- [Task goal]:
Make an exact copy of all the entries, but do not reproduce the pictures.
##### Records supplied #####
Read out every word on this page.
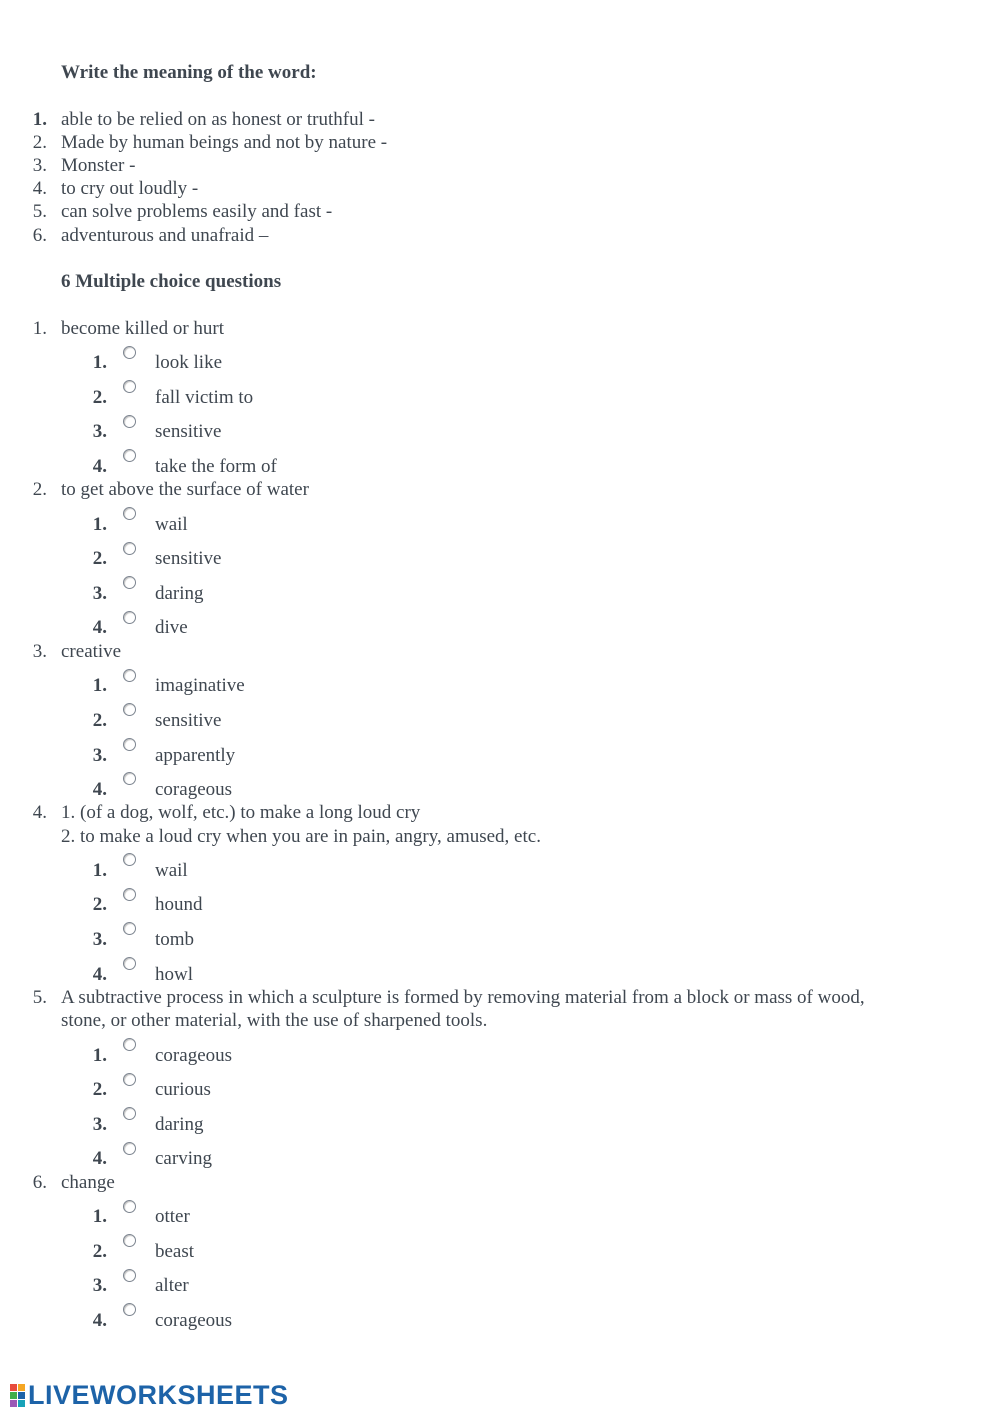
Write the meaning of the word:
1. able to be relied on as honest or truthful -
2. Made by human beings and not by nature -
3. Monster -
4. to cry out loudly -
5. can solve problems easily and fast -
6. adventurous and unafraid –
6 Multiple choice questions
1. become killed or hurt
1.	look like
2.	fall victim to
3.	sensitive
4.	take the form of
2. to get above the surface of water
1.	wail
2.	sensitive
3.	daring
4.	dive
3. creative
1.	imaginative
2.	sensitive
3.	apparently
4.	corageous
4. 1. (of a dog, wolf, etc.) to make a long loud cry
2. to make a loud cry when you are in pain, angry, amused, etc.
1.	wail
2.	hound
3.	tomb
4.	howl
5. A subtractive process in which a sculpture is formed by removing material from a block or mass of wood,
stone, or other material, with the use of sharpened tools.
1.	corageous
2.	curious
3.	daring
4.	carving
6. change
1.	otter
2.	beast
3.	alter
4.	corageous
LIVEWORKSHEETS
#####
- [The reply]:
Read out every word on this page.
Write the meaning of the word:
1. able to be relied on as honest or truthful -
2. Made by human beings and not by nature -
3. Monster -
4. to cry out loudly -
5. can solve problems easily and fast -
6. adventurous and unafraid –
6 Multiple choice questions
1. become killed or hurt
1.	look like
2.	fall victim to
3.	sensitive
4.	take the form of
2. to get above the surface of water
1.	wail
2.	sensitive
3.	daring
4.	dive
3. creative
1.	imaginative
2.	sensitive
3.	apparently
4.	corageous
4. 1. (of a dog, wolf, etc.) to make a long loud cry
2. to make a loud cry when you are in pain, angry, amused, etc.
1.	wail
2.	hound
3.	tomb
4.	howl
5. A subtractive process in which a sculpture is formed by removing material from a block or mass of wood,
stone, or other material, with the use of sharpened tools.
1.	corageous
2.	curious
3.	daring
4.	carving
6. change
1.	otter
2.	beast
3.	alter
4.	corageous
LIVEWORKSHEETS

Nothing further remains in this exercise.